WORK REQUIRED: Can you reproduce every line of these records exactly?

(Dataset records)
-*-

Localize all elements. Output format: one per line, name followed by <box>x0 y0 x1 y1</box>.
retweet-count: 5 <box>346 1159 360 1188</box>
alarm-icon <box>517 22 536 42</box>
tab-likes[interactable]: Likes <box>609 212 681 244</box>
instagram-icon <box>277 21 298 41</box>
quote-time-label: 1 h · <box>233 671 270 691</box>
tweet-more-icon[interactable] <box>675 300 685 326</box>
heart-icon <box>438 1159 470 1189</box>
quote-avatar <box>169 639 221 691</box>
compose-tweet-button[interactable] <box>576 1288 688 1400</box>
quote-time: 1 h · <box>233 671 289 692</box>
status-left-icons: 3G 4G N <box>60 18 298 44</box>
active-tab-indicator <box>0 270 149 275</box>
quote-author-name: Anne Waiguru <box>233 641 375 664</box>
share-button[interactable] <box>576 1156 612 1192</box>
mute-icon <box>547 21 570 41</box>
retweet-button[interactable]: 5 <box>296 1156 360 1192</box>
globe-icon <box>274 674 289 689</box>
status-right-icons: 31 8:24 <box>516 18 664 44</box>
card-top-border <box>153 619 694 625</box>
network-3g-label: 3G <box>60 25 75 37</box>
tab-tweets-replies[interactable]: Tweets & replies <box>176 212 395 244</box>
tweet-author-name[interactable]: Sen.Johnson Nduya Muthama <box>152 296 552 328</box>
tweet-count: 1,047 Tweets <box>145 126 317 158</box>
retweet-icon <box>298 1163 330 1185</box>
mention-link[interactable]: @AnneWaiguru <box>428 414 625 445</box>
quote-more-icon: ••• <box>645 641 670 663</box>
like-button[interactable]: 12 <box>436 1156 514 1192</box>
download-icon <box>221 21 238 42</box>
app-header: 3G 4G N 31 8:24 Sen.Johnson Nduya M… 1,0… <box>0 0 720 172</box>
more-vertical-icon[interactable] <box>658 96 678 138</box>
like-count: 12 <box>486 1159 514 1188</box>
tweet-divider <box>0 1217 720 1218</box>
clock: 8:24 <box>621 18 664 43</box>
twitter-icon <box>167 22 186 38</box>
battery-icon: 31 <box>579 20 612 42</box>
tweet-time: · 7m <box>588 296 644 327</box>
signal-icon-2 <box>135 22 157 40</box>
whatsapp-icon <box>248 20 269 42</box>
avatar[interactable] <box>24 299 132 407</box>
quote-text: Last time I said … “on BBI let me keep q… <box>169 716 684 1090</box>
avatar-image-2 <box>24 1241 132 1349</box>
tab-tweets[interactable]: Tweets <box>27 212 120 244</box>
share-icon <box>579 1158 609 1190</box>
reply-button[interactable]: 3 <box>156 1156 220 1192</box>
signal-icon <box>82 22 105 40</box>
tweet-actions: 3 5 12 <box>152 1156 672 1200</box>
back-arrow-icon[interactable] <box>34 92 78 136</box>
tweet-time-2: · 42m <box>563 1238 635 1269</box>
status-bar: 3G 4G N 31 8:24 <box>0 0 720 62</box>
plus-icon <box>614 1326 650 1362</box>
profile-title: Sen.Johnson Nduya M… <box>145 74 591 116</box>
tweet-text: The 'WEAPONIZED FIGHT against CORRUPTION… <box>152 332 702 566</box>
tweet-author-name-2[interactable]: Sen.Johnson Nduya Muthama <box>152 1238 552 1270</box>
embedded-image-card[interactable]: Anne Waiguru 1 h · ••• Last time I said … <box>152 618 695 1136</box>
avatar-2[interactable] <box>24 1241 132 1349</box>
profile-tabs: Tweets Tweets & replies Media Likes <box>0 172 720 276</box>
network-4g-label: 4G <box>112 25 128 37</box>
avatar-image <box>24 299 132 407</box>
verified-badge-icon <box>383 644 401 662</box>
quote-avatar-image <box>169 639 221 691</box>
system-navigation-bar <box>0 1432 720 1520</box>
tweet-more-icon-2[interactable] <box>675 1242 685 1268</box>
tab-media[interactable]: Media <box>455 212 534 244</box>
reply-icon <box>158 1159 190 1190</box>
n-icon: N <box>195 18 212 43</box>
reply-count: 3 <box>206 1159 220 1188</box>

-*-

TASK SOLUTION:
Localize all elements. Output format: one per line, name followed by <box>x0 y0 x1 y1</box>.
retweet-count: 5 <box>346 1159 360 1188</box>
alarm-icon <box>517 22 536 42</box>
tab-likes[interactable]: Likes <box>609 212 681 244</box>
instagram-icon <box>277 21 298 41</box>
quote-time-label: 1 h · <box>233 671 270 691</box>
tweet-more-icon[interactable] <box>675 300 685 326</box>
heart-icon <box>438 1159 470 1189</box>
quote-avatar <box>169 639 221 691</box>
compose-tweet-button[interactable] <box>576 1288 688 1400</box>
quote-time: 1 h · <box>233 671 289 692</box>
status-left-icons: 3G 4G N <box>60 18 298 44</box>
active-tab-indicator <box>0 270 149 275</box>
quote-author-name: Anne Waiguru <box>233 641 375 664</box>
share-button[interactable] <box>576 1156 612 1192</box>
mute-icon <box>547 21 570 41</box>
retweet-button[interactable]: 5 <box>296 1156 360 1192</box>
globe-icon <box>274 674 289 689</box>
status-right-icons: 31 8:24 <box>516 18 664 44</box>
card-top-border <box>153 619 694 625</box>
network-3g-label: 3G <box>60 25 75 37</box>
tab-tweets-replies[interactable]: Tweets & replies <box>176 212 395 244</box>
tweet-author-name[interactable]: Sen.Johnson Nduya Muthama <box>152 296 552 328</box>
tweet-count: 1,047 Tweets <box>145 126 317 158</box>
retweet-icon <box>298 1163 330 1185</box>
mention-link[interactable]: @AnneWaiguru <box>428 414 625 445</box>
quote-more-icon: ••• <box>645 641 670 663</box>
like-button[interactable]: 12 <box>436 1156 514 1192</box>
download-icon <box>221 21 238 42</box>
app-header: 3G 4G N 31 8:24 Sen.Johnson Nduya M… 1,0… <box>0 0 720 172</box>
more-vertical-icon[interactable] <box>658 96 678 138</box>
like-count: 12 <box>486 1159 514 1188</box>
tweet-divider <box>0 1217 720 1218</box>
clock: 8:24 <box>621 18 664 43</box>
twitter-icon <box>167 22 186 38</box>
battery-icon: 31 <box>579 20 612 42</box>
tweet-time: · 7m <box>588 296 644 327</box>
signal-icon-2 <box>135 22 157 40</box>
whatsapp-icon <box>248 20 269 42</box>
avatar[interactable] <box>24 299 132 407</box>
quote-text: Last time I said … “on BBI let me keep q… <box>169 716 684 1090</box>
avatar-image-2 <box>24 1241 132 1349</box>
tab-tweets[interactable]: Tweets <box>27 212 120 244</box>
share-icon <box>579 1158 609 1190</box>
reply-button[interactable]: 3 <box>156 1156 220 1192</box>
signal-icon <box>82 22 105 40</box>
tweet-actions: 3 5 12 <box>152 1156 672 1200</box>
back-arrow-icon[interactable] <box>34 92 78 136</box>
tweet-time-2: · 42m <box>563 1238 635 1269</box>
status-bar: 3G 4G N 31 8:24 <box>0 0 720 62</box>
plus-icon <box>614 1326 650 1362</box>
profile-title: Sen.Johnson Nduya M… <box>145 74 591 116</box>
tweet-text: The 'WEAPONIZED FIGHT against CORRUPTION… <box>152 332 702 566</box>
tweet-author-name-2[interactable]: Sen.Johnson Nduya Muthama <box>152 1238 552 1270</box>
embedded-image-card[interactable]: Anne Waiguru 1 h · ••• Last time I said … <box>152 618 695 1136</box>
avatar-2[interactable] <box>24 1241 132 1349</box>
profile-tabs: Tweets Tweets & replies Media Likes <box>0 172 720 276</box>
network-4g-label: 4G <box>112 25 128 37</box>
avatar-image <box>24 299 132 407</box>
verified-badge-icon <box>383 644 401 662</box>
quote-avatar-image <box>169 639 221 691</box>
system-navigation-bar <box>0 1432 720 1520</box>
tweet-more-icon-2[interactable] <box>675 1242 685 1268</box>
tab-media[interactable]: Media <box>455 212 534 244</box>
reply-icon <box>158 1159 190 1190</box>
n-icon: N <box>195 18 212 43</box>
reply-count: 3 <box>206 1159 220 1188</box>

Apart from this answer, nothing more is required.